AIM >> Copy everything in the data below exactly except the pictures.

>> Start ENTRIES

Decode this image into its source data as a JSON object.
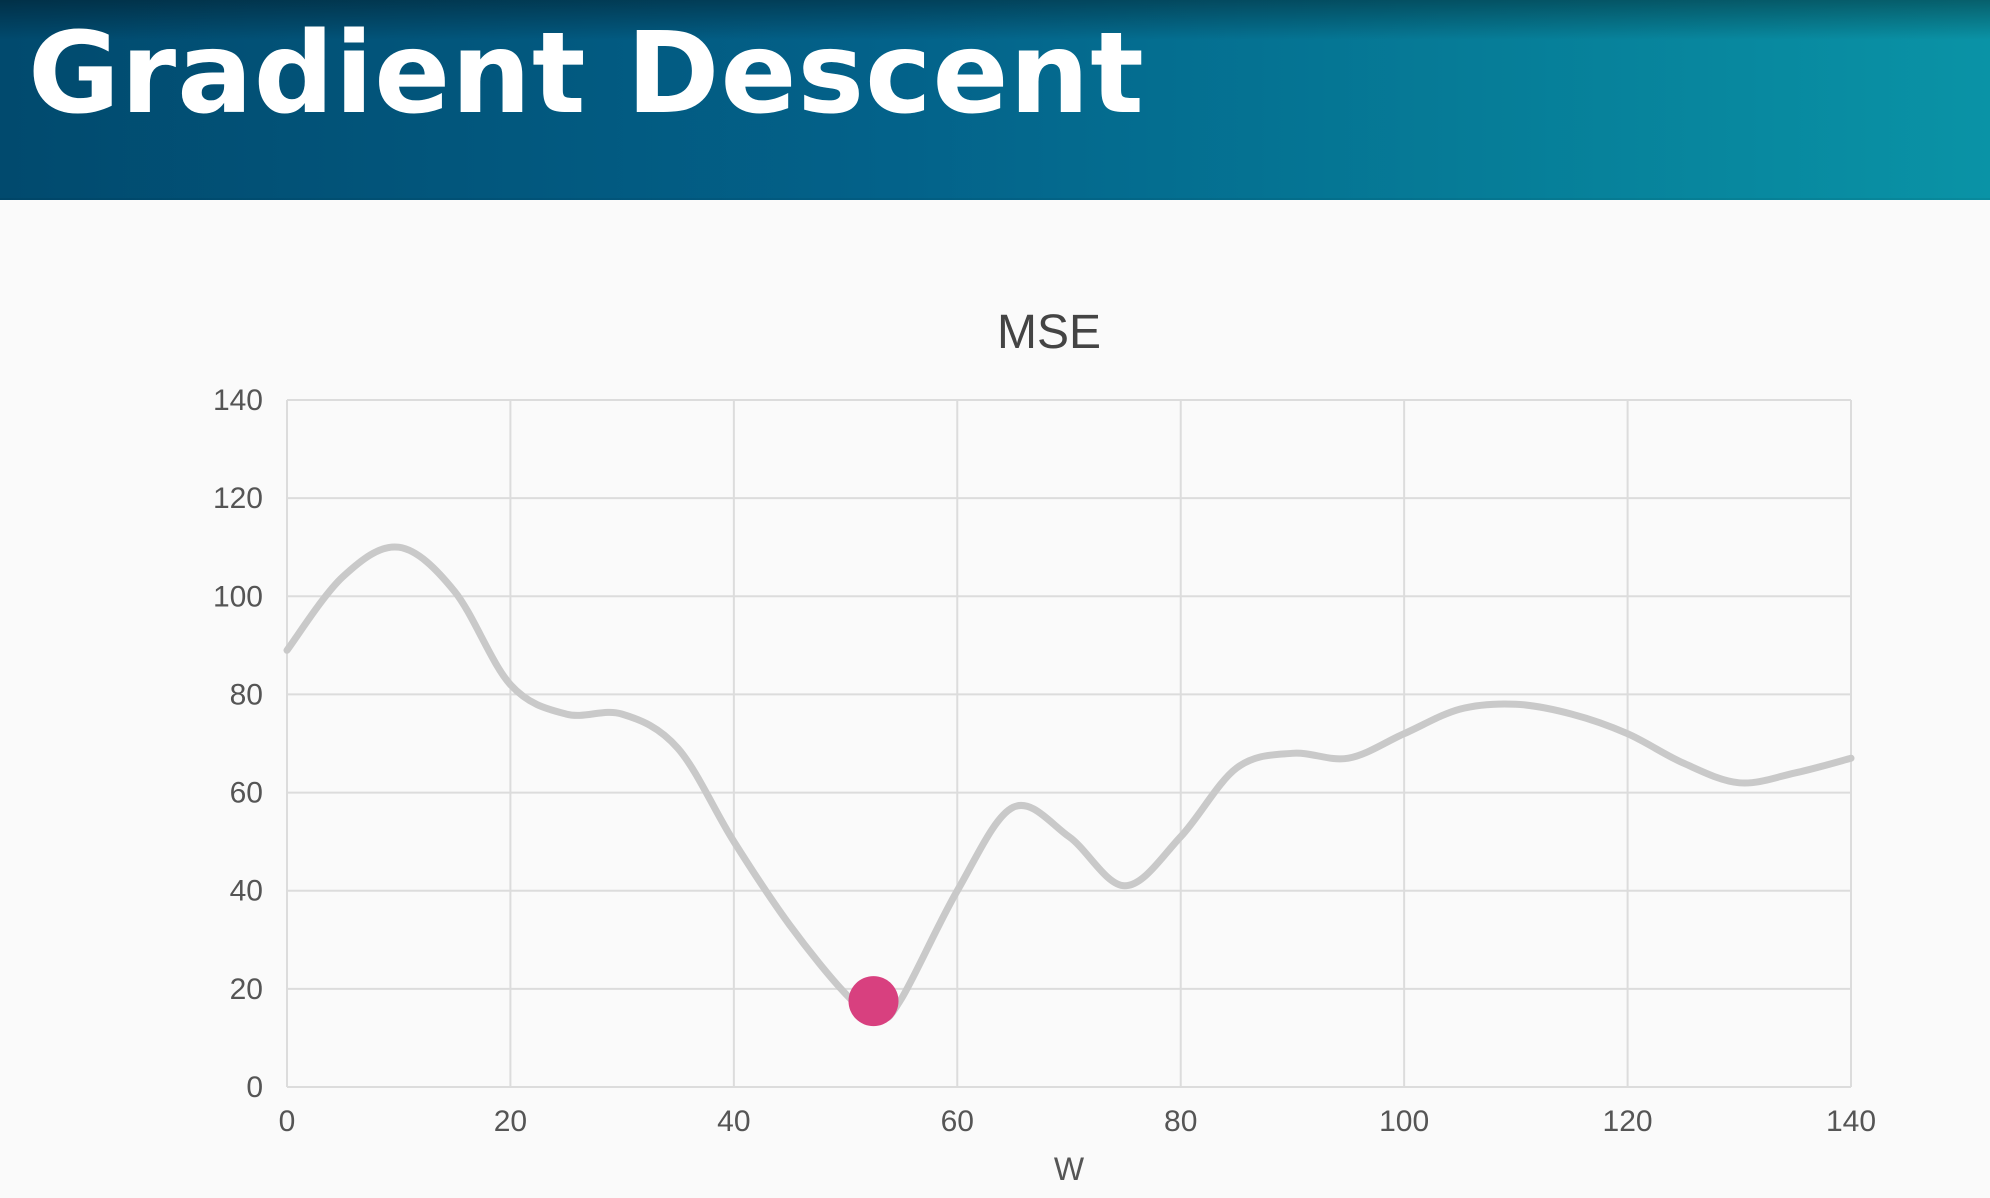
{
  "header": {
    "title": "Gradient Descent"
  },
  "colors": {
    "header_start": "#014a6e",
    "header_end": "#0a93a6",
    "line": "#c9c9c9",
    "grid": "#dcdcdc",
    "marker": "#d8407f",
    "background": "#fafafa"
  },
  "chart_data": {
    "type": "line",
    "title": "MSE",
    "xlabel": "W",
    "ylabel": "",
    "xlim": [
      0,
      140
    ],
    "ylim": [
      0,
      140
    ],
    "x_ticks": [
      0,
      20,
      40,
      60,
      80,
      100,
      120,
      140
    ],
    "y_ticks": [
      0,
      20,
      40,
      60,
      80,
      100,
      120,
      140
    ],
    "grid": true,
    "legend": "none",
    "series": [
      {
        "x": [
          0,
          5,
          10,
          15,
          20,
          25,
          30,
          35,
          40,
          45,
          50,
          53,
          55,
          60,
          65,
          70,
          75,
          80,
          85,
          90,
          95,
          100,
          105,
          110,
          115,
          120,
          125,
          130,
          135,
          140
        ],
        "y": [
          89,
          104,
          110,
          101,
          82,
          76,
          76,
          69,
          50,
          33,
          19,
          14,
          18,
          40,
          57,
          51,
          41,
          51,
          65,
          68,
          67,
          72,
          77,
          78,
          76,
          72,
          66,
          62,
          64,
          67
        ],
        "color": "#c9c9c9"
      }
    ],
    "highlight_point": {
      "x": 52.5,
      "y": 17.5,
      "color": "#d8407f"
    }
  }
}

>> End ENTRIES

THE RESULT >>
Decode this image into its source data as a JSON object.
{
  "header": {
    "title": "Gradient Descent"
  },
  "colors": {
    "header_start": "#014a6e",
    "header_end": "#0a93a6",
    "line": "#c9c9c9",
    "grid": "#dcdcdc",
    "marker": "#d8407f",
    "background": "#fafafa"
  },
  "chart_data": {
    "type": "line",
    "title": "MSE",
    "xlabel": "W",
    "ylabel": "",
    "xlim": [
      0,
      140
    ],
    "ylim": [
      0,
      140
    ],
    "x_ticks": [
      0,
      20,
      40,
      60,
      80,
      100,
      120,
      140
    ],
    "y_ticks": [
      0,
      20,
      40,
      60,
      80,
      100,
      120,
      140
    ],
    "grid": true,
    "legend": "none",
    "series": [
      {
        "x": [
          0,
          5,
          10,
          15,
          20,
          25,
          30,
          35,
          40,
          45,
          50,
          53,
          55,
          60,
          65,
          70,
          75,
          80,
          85,
          90,
          95,
          100,
          105,
          110,
          115,
          120,
          125,
          130,
          135,
          140
        ],
        "y": [
          89,
          104,
          110,
          101,
          82,
          76,
          76,
          69,
          50,
          33,
          19,
          14,
          18,
          40,
          57,
          51,
          41,
          51,
          65,
          68,
          67,
          72,
          77,
          78,
          76,
          72,
          66,
          62,
          64,
          67
        ],
        "color": "#c9c9c9"
      }
    ],
    "highlight_point": {
      "x": 52.5,
      "y": 17.5,
      "color": "#d8407f"
    }
  }
}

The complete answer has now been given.